**Challenge**
For the data below, work out how many lines contain the word "college" and supply only that number.

**Listed entries**

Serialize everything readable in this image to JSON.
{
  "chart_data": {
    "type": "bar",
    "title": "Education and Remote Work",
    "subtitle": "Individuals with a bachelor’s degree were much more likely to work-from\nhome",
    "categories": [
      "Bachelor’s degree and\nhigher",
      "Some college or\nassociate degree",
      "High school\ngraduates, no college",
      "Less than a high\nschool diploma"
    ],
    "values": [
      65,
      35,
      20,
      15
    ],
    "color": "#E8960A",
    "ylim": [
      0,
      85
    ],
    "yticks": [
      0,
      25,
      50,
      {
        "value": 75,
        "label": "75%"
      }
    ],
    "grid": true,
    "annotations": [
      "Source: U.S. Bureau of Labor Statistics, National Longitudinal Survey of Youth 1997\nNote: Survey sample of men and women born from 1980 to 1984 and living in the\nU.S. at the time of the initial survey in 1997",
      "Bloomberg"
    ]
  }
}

**Complete response**
2